* PROBLEM TO SOLVE: Make an exact transcription of the material, leaving out all images.

* WORKING DATA:
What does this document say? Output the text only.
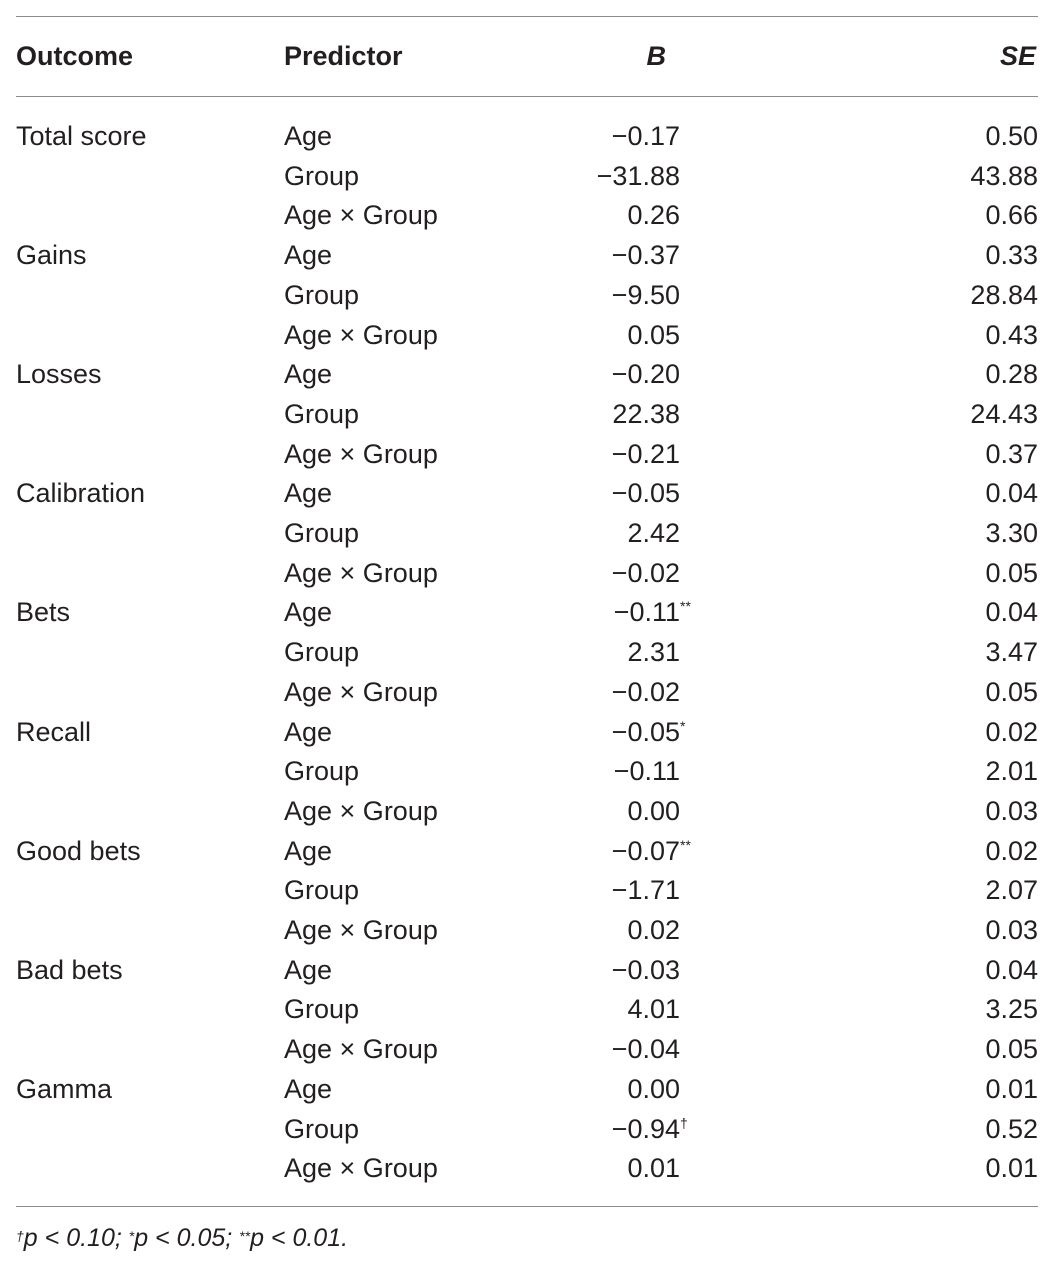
Outcome	Predictor	B		SE
Total score	Age	−0.17		0.50
	Group	−31.88		43.88
	Age × Group	0.26		0.66
Gains	Age	−0.37		0.33
	Group	−9.50		28.84
	Age × Group	0.05		0.43
Losses	Age	−0.20		0.28
	Group	22.38		24.43
	Age × Group	−0.21		0.37
Calibration	Age	−0.05		0.04
	Group	2.42		3.30
	Age × Group	−0.02		0.05
Bets	Age	−0.11 **		0.04
	Group	2.31		3.47
	Age × Group	−0.02		0.05
Recall	Age	−0.05 *		0.02
	Group	−0.11		2.01
	Age × Group	0.00		0.03
Good bets	Age	−0.07 **		0.02
	Group	−1.71		2.07
	Age × Group	0.02		0.03
Bad bets	Age	−0.03		0.04
	Group	4.01		3.25
	Age × Group	−0.04		0.05
Gamma	Age	0.00		0.01
	Group	−0.94 †		0.52
	Age × Group	0.01		0.01
†p < 0.10; *p < 0.05; **p < 0.01.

* SOLUTION TO THE PROBLEM:
What does this document say? Output the text only.
Outcome	Predictor	B		SE
Total score	Age	−0.17		0.50
	Group	−31.88		43.88
	Age × Group	0.26		0.66
Gains	Age	−0.37		0.33
	Group	−9.50		28.84
	Age × Group	0.05		0.43
Losses	Age	−0.20		0.28
	Group	22.38		24.43
	Age × Group	−0.21		0.37
Calibration	Age	−0.05		0.04
	Group	2.42		3.30
	Age × Group	−0.02		0.05
Bets	Age	−0.11 **		0.04
	Group	2.31		3.47
	Age × Group	−0.02		0.05
Recall	Age	−0.05 *		0.02
	Group	−0.11		2.01
	Age × Group	0.00		0.03
Good bets	Age	−0.07 **		0.02
	Group	−1.71		2.07
	Age × Group	0.02		0.03
Bad bets	Age	−0.03		0.04
	Group	4.01		3.25
	Age × Group	−0.04		0.05
Gamma	Age	0.00		0.01
	Group	−0.94 †		0.52
	Age × Group	0.01		0.01
†p < 0.10; *p < 0.05; **p < 0.01.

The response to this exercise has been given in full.